### [Tasks]
1) Answer these questions using the text on the new Thai parliament.
(a) How many of the 500 elected MPs has Thailand's election commission confirmed so far?
(b) How many senators did the King approve on Tuesday?
(c) What will be the next order of business after the parliament opens on May 24th?
2) Write the next part of the text on the new Thai parliament, picking up after its final sentence.

— START OF Document excerpt —

The new Thai parliament will meet next week on May 22nd, exactly 5 years since the 2014 coup. So far, 498 of the 500 MPs elected to sit in the lower house of the parliament, the House Of Representatives, have been confirmed by Thailand’s election commission. On Sunday 12th May, the Royal Gazette, the official publication of the Thai state, confirmed that a royal decree had been issued convening the first session of parliament, in accordance with Section 121 of the 2017 Thai Constitution. This specifies that the new parliament will meet within 15 days of the results of the election being announced. This occurred on May 9th. It is reported that the newly crowned Thai monarch, King Vajiralongkorn or Rama X, will preside over an opening ceremony which will inaugurate a new era in Thai politics on Friday May 24th.
New senators approved by the King on Tuesday
On Tuesday The Thai King approved a submitted list of 250 senators, selected by a committee, who will play a critical role in the democratic process that will take place within the new assembly or parliament comprising of the Senate and the House of Representatives.
After the opening of the new parliament on May 24th, the next order of business will be the election of speakers for both the House of Representatives and the Senate. These will then be submitted for approval to the King.

— END OF Document excerpt —
— START OF Rows —

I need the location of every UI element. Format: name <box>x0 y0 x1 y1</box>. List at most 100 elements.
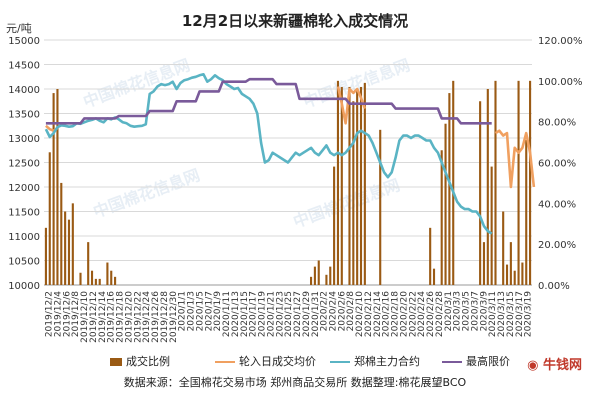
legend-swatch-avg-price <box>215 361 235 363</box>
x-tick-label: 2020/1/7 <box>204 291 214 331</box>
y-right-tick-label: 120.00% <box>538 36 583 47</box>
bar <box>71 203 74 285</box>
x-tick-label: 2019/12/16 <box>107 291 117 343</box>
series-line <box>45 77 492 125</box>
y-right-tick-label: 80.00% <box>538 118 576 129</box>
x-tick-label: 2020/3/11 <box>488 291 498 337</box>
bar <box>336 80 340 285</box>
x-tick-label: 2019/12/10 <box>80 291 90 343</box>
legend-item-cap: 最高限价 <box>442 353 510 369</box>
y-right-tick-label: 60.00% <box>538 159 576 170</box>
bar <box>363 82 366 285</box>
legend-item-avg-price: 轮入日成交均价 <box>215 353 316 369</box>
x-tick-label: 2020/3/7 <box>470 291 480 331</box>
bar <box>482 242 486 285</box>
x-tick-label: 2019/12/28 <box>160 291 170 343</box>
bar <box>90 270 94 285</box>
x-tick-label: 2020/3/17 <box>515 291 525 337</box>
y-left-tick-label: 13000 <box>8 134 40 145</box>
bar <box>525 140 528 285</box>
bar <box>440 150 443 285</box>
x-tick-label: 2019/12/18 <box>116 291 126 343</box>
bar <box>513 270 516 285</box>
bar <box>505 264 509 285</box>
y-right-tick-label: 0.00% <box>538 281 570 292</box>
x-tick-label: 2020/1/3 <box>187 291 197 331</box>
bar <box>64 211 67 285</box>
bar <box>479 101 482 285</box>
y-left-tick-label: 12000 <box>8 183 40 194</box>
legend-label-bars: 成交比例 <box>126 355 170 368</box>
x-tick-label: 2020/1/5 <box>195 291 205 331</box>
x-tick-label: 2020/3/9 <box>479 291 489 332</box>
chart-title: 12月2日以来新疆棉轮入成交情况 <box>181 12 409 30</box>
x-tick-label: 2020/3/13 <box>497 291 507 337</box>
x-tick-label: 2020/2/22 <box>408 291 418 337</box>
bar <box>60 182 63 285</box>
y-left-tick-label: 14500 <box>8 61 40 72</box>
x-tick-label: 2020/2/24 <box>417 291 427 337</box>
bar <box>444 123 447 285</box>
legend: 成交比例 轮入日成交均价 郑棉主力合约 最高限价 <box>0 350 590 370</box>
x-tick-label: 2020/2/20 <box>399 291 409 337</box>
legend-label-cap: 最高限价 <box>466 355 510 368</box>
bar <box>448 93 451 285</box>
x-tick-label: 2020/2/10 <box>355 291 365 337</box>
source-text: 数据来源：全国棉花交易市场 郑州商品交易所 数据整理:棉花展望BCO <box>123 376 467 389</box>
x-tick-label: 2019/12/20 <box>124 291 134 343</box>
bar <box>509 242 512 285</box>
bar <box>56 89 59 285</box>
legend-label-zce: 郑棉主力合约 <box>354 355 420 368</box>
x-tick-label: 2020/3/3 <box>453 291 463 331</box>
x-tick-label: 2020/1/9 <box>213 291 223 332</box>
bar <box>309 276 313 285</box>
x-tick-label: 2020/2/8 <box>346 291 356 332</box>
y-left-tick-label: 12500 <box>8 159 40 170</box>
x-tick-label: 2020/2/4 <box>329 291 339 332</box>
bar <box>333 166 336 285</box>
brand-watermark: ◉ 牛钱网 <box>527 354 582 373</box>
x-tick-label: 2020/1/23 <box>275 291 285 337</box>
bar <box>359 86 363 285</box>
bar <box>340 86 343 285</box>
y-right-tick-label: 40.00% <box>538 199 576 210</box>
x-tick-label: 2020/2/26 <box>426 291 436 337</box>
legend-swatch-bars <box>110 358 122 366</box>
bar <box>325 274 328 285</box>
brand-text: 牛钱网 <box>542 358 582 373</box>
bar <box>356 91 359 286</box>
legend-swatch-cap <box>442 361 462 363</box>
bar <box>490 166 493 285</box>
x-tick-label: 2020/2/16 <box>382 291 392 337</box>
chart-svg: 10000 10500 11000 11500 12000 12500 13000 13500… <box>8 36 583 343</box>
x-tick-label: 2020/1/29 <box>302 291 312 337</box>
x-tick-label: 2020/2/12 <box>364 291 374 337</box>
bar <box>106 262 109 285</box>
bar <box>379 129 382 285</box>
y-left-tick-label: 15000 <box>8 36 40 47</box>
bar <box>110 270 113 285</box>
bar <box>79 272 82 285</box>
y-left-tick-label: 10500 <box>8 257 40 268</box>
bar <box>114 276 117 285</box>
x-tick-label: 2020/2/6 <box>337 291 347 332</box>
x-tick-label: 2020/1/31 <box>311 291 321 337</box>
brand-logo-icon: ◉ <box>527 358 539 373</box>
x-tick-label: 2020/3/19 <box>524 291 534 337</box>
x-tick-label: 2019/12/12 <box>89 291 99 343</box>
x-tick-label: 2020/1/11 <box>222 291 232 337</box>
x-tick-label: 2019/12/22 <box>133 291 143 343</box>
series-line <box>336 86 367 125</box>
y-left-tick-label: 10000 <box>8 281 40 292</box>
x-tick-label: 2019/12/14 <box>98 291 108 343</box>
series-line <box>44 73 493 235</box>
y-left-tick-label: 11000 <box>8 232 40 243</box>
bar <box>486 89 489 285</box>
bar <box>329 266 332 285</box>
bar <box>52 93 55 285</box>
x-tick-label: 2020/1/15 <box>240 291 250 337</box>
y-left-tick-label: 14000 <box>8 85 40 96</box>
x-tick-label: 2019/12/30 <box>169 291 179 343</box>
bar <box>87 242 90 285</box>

— END OF Rows —
— START OF Rows —

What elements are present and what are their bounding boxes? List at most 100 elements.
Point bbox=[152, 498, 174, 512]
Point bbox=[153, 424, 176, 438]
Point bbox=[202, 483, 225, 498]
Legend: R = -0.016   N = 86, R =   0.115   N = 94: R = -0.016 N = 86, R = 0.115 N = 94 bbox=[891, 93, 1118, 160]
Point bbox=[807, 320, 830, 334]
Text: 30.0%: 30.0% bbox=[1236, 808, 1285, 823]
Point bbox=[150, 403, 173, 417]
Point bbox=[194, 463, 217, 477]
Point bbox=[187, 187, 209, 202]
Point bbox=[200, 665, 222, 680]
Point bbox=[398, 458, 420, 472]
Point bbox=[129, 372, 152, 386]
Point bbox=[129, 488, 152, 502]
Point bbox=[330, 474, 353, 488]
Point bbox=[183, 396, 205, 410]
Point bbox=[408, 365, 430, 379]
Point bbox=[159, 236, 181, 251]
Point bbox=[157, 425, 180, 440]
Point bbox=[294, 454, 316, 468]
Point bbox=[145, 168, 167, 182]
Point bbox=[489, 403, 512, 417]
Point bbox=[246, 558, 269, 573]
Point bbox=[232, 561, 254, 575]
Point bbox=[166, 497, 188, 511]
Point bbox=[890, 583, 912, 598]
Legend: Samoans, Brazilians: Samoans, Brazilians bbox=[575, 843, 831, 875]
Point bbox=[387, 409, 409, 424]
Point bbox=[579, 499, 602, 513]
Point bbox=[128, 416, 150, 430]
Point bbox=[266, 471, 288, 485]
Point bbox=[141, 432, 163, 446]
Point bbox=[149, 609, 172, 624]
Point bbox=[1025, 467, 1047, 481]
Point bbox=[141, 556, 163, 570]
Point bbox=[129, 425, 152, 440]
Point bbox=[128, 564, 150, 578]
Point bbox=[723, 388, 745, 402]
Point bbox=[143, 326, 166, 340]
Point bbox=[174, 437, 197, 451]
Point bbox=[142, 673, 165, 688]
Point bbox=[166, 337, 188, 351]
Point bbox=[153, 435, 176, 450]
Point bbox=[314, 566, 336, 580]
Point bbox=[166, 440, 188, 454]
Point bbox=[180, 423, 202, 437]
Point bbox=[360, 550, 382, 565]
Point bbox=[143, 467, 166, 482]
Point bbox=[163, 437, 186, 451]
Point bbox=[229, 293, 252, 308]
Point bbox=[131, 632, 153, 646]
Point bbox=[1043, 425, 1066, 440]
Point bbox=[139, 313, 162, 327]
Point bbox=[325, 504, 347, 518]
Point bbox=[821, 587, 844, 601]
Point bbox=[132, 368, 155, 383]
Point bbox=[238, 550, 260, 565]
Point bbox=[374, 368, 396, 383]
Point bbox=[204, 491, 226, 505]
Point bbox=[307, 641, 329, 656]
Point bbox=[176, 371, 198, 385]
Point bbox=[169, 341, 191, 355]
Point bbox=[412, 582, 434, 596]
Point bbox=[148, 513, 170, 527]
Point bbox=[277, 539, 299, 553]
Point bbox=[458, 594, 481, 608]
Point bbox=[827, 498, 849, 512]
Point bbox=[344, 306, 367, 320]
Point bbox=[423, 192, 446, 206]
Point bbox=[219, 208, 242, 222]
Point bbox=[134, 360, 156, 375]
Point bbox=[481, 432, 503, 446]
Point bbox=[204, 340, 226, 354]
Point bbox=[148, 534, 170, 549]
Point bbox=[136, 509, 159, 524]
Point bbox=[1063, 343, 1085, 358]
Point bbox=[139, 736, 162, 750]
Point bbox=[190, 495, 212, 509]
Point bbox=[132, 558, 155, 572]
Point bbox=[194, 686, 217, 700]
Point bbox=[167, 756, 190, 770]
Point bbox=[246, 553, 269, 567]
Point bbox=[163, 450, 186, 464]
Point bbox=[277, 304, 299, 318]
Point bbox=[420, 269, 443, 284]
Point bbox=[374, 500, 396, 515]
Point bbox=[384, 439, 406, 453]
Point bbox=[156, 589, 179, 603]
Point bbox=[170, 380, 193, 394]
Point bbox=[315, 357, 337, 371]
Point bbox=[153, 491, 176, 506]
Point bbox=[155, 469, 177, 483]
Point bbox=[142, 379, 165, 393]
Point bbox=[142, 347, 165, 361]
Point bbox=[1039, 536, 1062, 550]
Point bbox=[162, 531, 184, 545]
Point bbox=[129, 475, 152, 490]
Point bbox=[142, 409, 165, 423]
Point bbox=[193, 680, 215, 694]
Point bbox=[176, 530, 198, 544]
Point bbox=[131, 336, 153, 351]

— END OF Rows —

### [Outputs for the tasks]
1)
(a) 498
(b) 250
(c) The election of speakers for both the House of Representatives and the Senate

2)
Speculation about rival coalitions in the lower house of Parliament has been intense
In the last few weeks, there has been intense speculation on the makeup of any new government with talk of rival factions or coalitions being built around the former ruling Pheu Thai Party and the new breakthrough Palang Pracharat Party seen as supportive of the current Thai premier, former army leader and leader of the 2014 coup, Prayut Chan ocha.
This new party achieved the largest number of votes in the election and commands 115 seats in the lower house. It has the confirmed support of a further 16 MPs at least, from very small parties and the Action Coalition Of Thailand Party (ACT) associated with former street protest leader, Suthep Thaugsuban.
Former ruling Pheu Thai Party pushing a 7 party block with 245 seats out of 498
The opposition bloc comprises of the former ruling Pheu Thai Party and the other breakthrough Future Forward Party which has promised radical opposition to the existing regime and the 2017 Constitution itself. This party is lead by Thanathorn Juangroongruangkit and co founder Piyabutr Saengkanokkul, a law professor at the prestigious Thammasat University. The two parties have formed a coalition of seven parties with a combined number of seats currently standing at 245. This leave it 6 votes short of a majority in the lower house of parliament.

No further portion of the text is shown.